[Records for the task]
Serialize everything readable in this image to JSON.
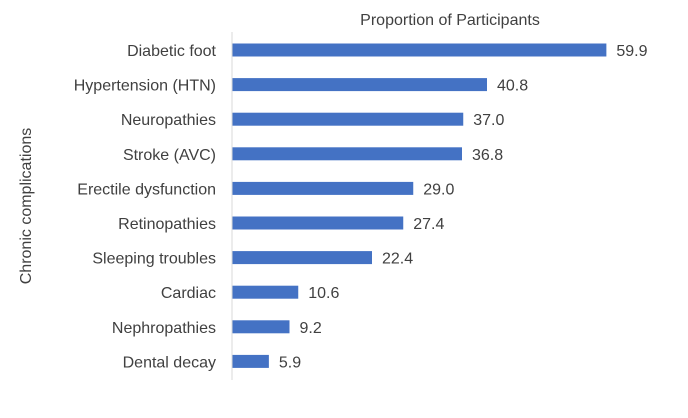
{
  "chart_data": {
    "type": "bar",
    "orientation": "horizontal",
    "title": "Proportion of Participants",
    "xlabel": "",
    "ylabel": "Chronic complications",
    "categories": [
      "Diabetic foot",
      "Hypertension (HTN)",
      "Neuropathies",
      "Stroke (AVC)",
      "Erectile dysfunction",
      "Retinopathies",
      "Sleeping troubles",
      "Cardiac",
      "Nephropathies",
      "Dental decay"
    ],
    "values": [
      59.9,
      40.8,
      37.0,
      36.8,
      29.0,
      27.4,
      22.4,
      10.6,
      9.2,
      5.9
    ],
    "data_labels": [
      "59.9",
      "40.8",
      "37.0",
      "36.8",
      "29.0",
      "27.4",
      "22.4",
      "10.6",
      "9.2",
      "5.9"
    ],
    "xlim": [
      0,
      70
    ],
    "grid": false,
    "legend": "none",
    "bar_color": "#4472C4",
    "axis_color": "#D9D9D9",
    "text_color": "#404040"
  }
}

[Goal]
Repeat all of the entries word for word, but omit the pictures.

[Result for this exercise]
Serialize everything readable in this image to JSON.
{
  "chart_data": {
    "type": "bar",
    "orientation": "horizontal",
    "title": "Proportion of Participants",
    "xlabel": "",
    "ylabel": "Chronic complications",
    "categories": [
      "Diabetic foot",
      "Hypertension (HTN)",
      "Neuropathies",
      "Stroke (AVC)",
      "Erectile dysfunction",
      "Retinopathies",
      "Sleeping troubles",
      "Cardiac",
      "Nephropathies",
      "Dental decay"
    ],
    "values": [
      59.9,
      40.8,
      37.0,
      36.8,
      29.0,
      27.4,
      22.4,
      10.6,
      9.2,
      5.9
    ],
    "data_labels": [
      "59.9",
      "40.8",
      "37.0",
      "36.8",
      "29.0",
      "27.4",
      "22.4",
      "10.6",
      "9.2",
      "5.9"
    ],
    "xlim": [
      0,
      70
    ],
    "grid": false,
    "legend": "none",
    "bar_color": "#4472C4",
    "axis_color": "#D9D9D9",
    "text_color": "#404040"
  }
}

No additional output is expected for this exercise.